→ **What the exercise asks**
Do any lines in the data below contain "Pocket"? If so, copy every one of them.
::: Task material
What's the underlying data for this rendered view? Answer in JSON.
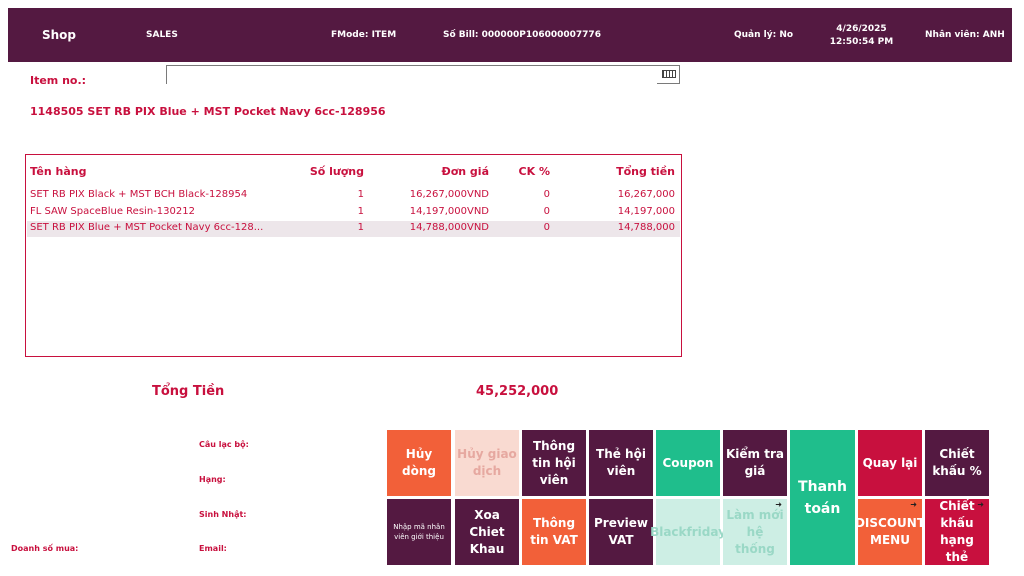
{
  "header": {
    "shop": "Shop",
    "mode": "SALES",
    "fmode": "FMode: ITEM",
    "bill": "Số Bill: 000000P106000007776",
    "manager": "Quản lý: No",
    "datetime": "4/26/2025 12:50:54 PM",
    "staff": "Nhân viên: ANH"
  },
  "item_entry": {
    "label": "Item no.:",
    "value": "",
    "keyboard_icon": "keyboard-icon"
  },
  "current_item": "1148505 SET RB PIX Blue + MST Pocket Navy 6cc-128956",
  "table": {
    "headers": {
      "name": "Tên hàng",
      "qty": "Số lượng",
      "price": "Đơn giá",
      "ck": "CK %",
      "total": "Tổng tiền"
    },
    "rows": [
      {
        "name": "SET RB PIX Black + MST BCH Black-128954",
        "qty": "1",
        "price": "16,267,000VND",
        "ck": "0",
        "total": "16,267,000"
      },
      {
        "name": "FL SAW SpaceBlue Resin-130212",
        "qty": "1",
        "price": "14,197,000VND",
        "ck": "0",
        "total": "14,197,000"
      },
      {
        "name": "SET RB PIX Blue + MST Pocket Navy 6cc-128...",
        "qty": "1",
        "price": "14,788,000VND",
        "ck": "0",
        "total": "14,788,000"
      }
    ]
  },
  "totals": {
    "label": "Tổng Tiền",
    "value": "45,252,000"
  },
  "member_info": {
    "club": "Câu lạc bộ:",
    "rank": "Hạng:",
    "birthday": "Sinh Nhật:",
    "email": "Email:",
    "purchases": "Doanh số mua:"
  },
  "buttons": {
    "cancel_line": "Hủy dòng",
    "cancel_transaction": "Hủy giao dịch",
    "member_info": "Thông tin hội viên",
    "member_card": "Thẻ hội viên",
    "coupon": "Coupon",
    "check_price": "Kiểm tra giá",
    "checkout": "Thanh toán",
    "back": "Quay lại",
    "discount_percent": "Chiết khấu %",
    "referral": "Nhập mã nhân viên giới thiệu",
    "remove_discount": "Xoa Chiet Khau",
    "vat_info": "Thông tin VAT",
    "preview_vat": "Preview VAT",
    "blackfriday": "Blackfriday",
    "refresh": "Làm mới hệ thống",
    "discount_menu": "DISCOUNT MENU",
    "card_discount": "Chiết khấu hạng thẻ"
  },
  "colors": {
    "plum": "#541941",
    "crimson": "#c8103e",
    "orange": "#f26039",
    "green": "#1fbe8c",
    "disabled_pink": "#f9dad1",
    "disabled_mint": "#cdeee4"
  }
}
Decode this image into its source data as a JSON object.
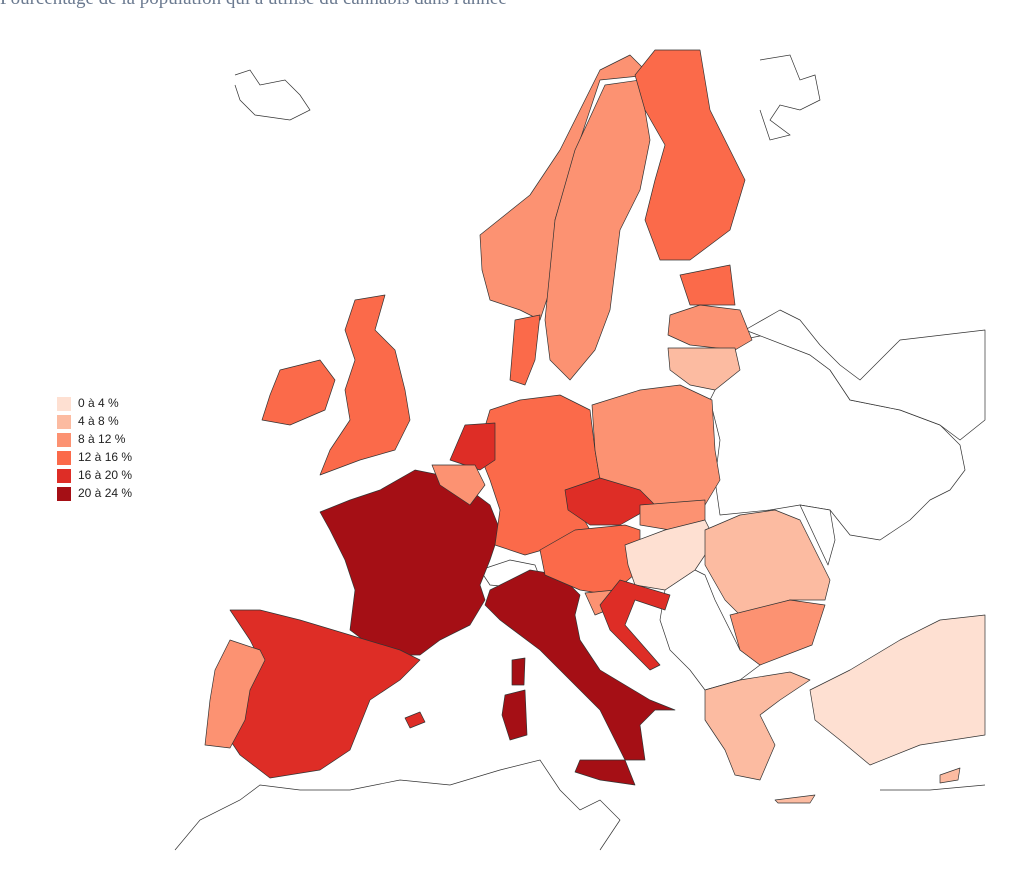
{
  "header": {
    "title": "Pourcentage de la population qui a utilisé du cannabis dans l'année"
  },
  "legend": {
    "items": [
      {
        "label": "0 à 4 %",
        "color": "#fee0d2"
      },
      {
        "label": "4 à 8 %",
        "color": "#fcbba1"
      },
      {
        "label": "8 à 12 %",
        "color": "#fc9272"
      },
      {
        "label": "12 à 16 %",
        "color": "#fb6a4a"
      },
      {
        "label": "16 à 20 %",
        "color": "#de2d26"
      },
      {
        "label": "20 à 24 %",
        "color": "#a50f15"
      }
    ]
  }
}
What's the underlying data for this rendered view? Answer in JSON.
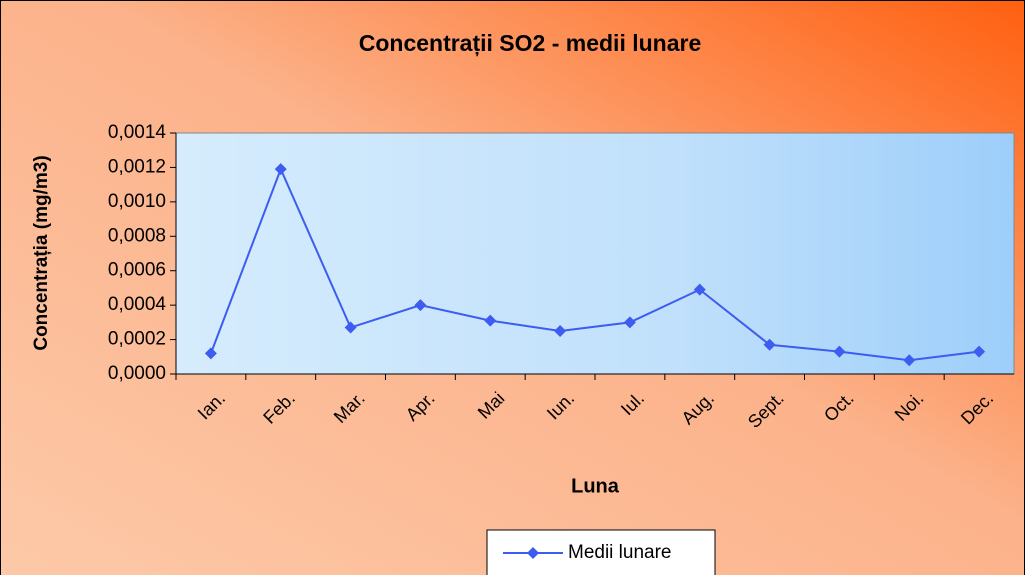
{
  "chart_data": {
    "type": "line",
    "title": "Concentrații SO2 - medii lunare",
    "x_label": "Luna",
    "y_label": "Concentrația (mg/m3)",
    "categories": [
      "Ian.",
      "Feb.",
      "Mar.",
      "Apr.",
      "Mai",
      "Iun.",
      "Iul.",
      "Aug.",
      "Sept.",
      "Oct.",
      "Noi.",
      "Dec."
    ],
    "series": [
      {
        "name": "Medii lunare",
        "color": "#3d5cf0",
        "values": [
          0.00012,
          0.00119,
          0.00027,
          0.0004,
          0.00031,
          0.00025,
          0.0003,
          0.00049,
          0.00017,
          0.00013,
          8e-05,
          0.00013
        ]
      }
    ],
    "ylim": [
      0,
      0.0014
    ],
    "yticks": [
      {
        "value": 0,
        "label": "0,0000"
      },
      {
        "value": 0.0002,
        "label": "0,0002"
      },
      {
        "value": 0.0004,
        "label": "0,0004"
      },
      {
        "value": 0.0006,
        "label": "0,0006"
      },
      {
        "value": 0.0008,
        "label": "0,0008"
      },
      {
        "value": 0.001,
        "label": "0,0010"
      },
      {
        "value": 0.0012,
        "label": "0,0012"
      },
      {
        "value": 0.0014,
        "label": "0,0014"
      }
    ],
    "legend": "bottom"
  }
}
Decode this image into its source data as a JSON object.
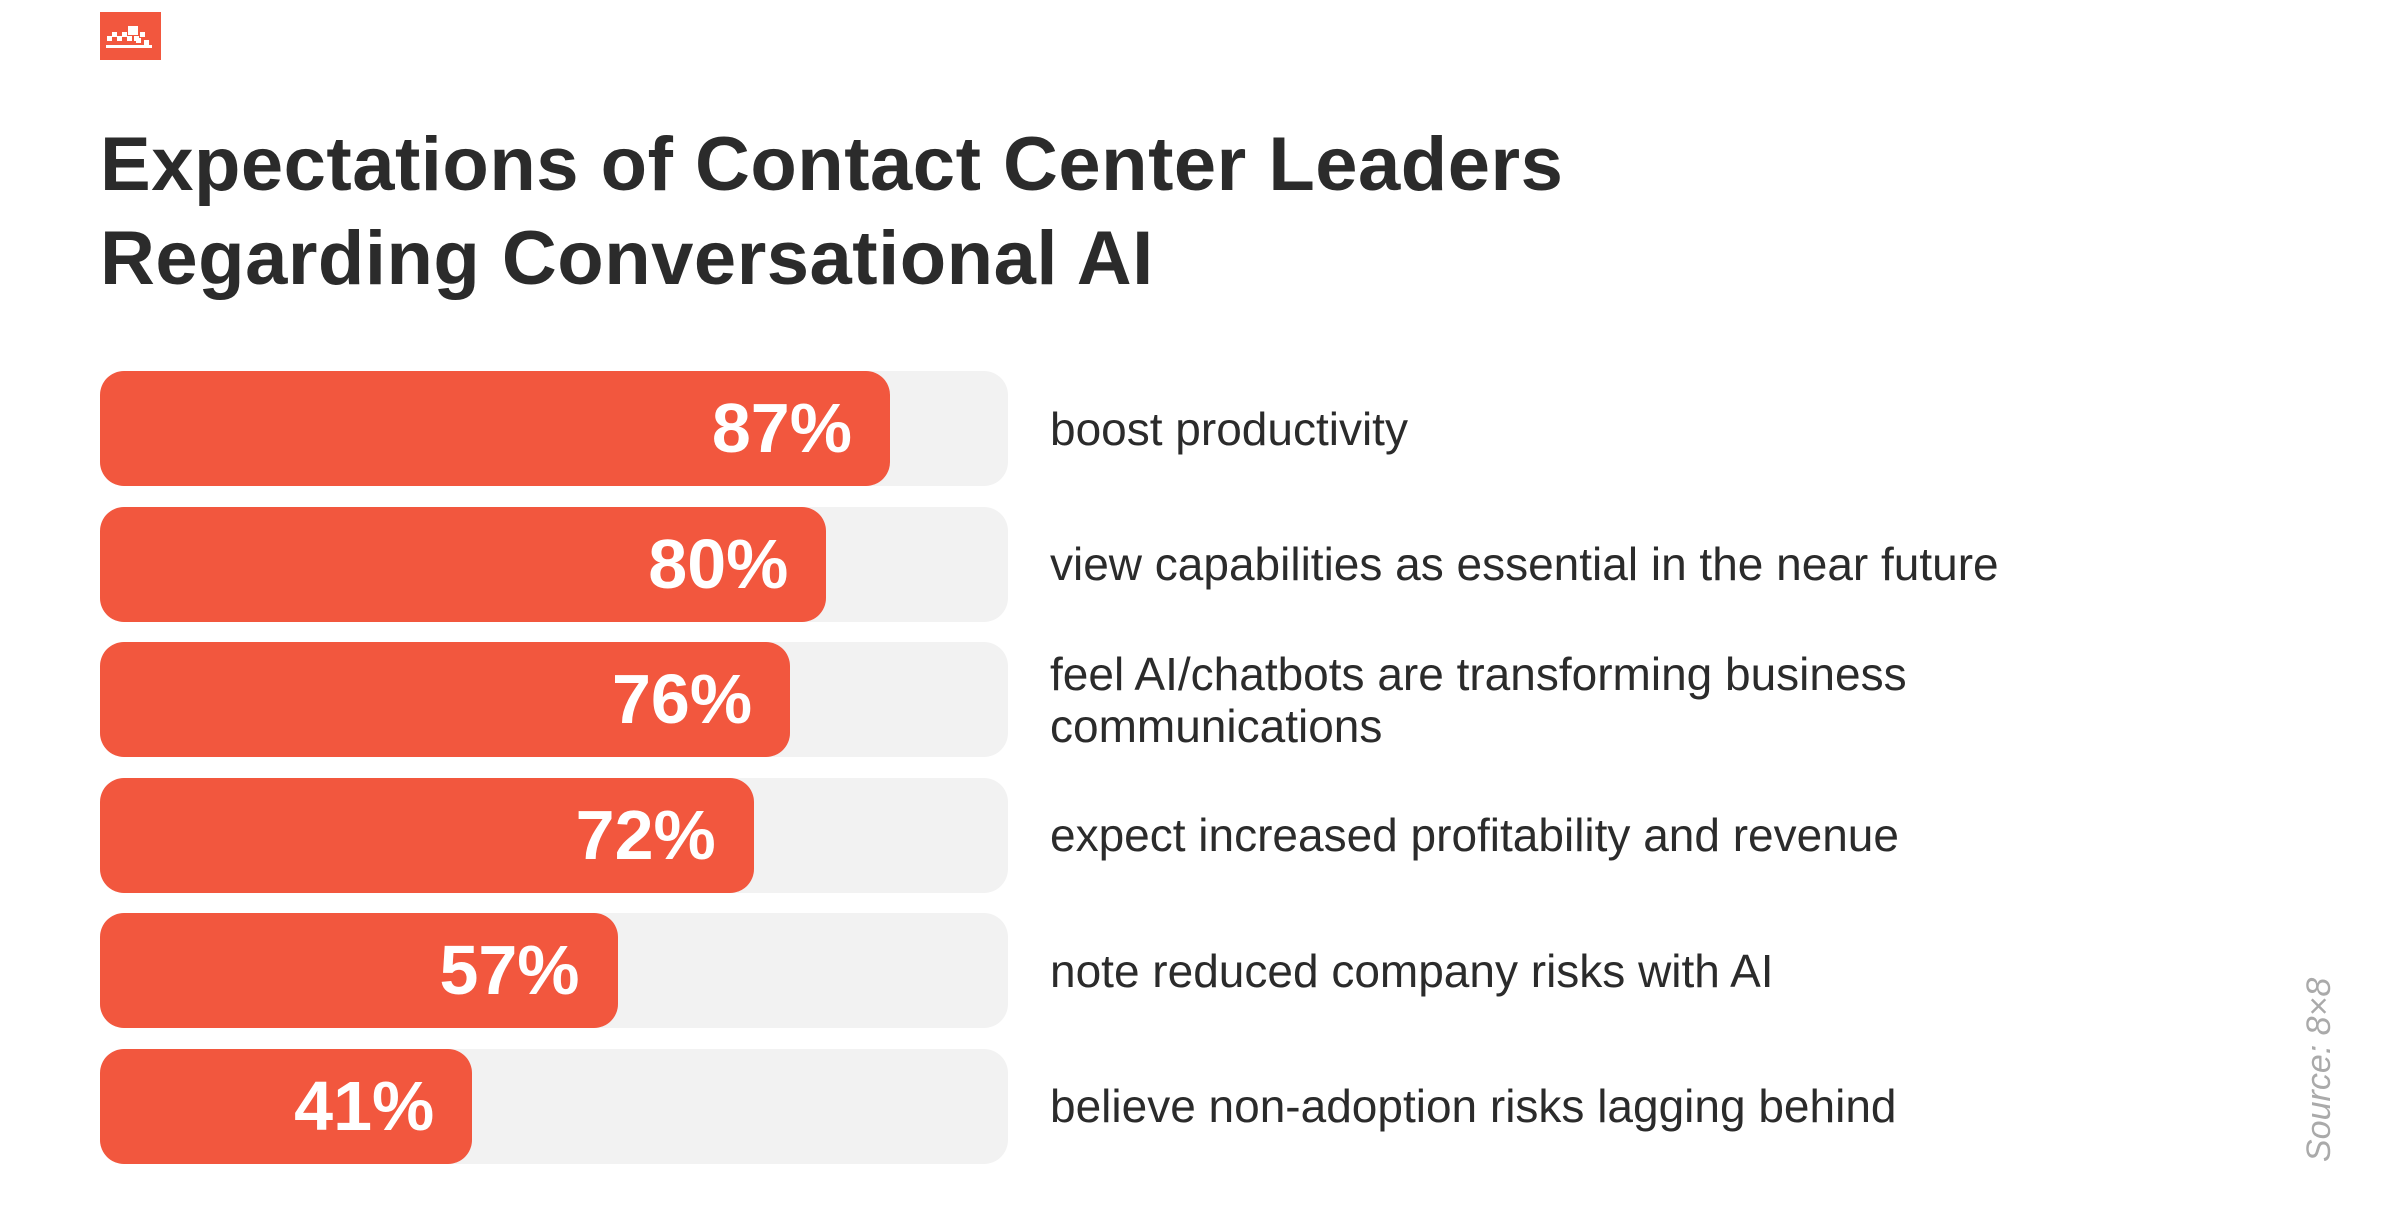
::::::
→ **Exercise solution**
  "current_item": "1148505 SET RB PIX Blue + MST Pocket Navy 6cc-128956",
        "name": "SET RB PIX Blue + MST Pocket Navy 6cc-128...",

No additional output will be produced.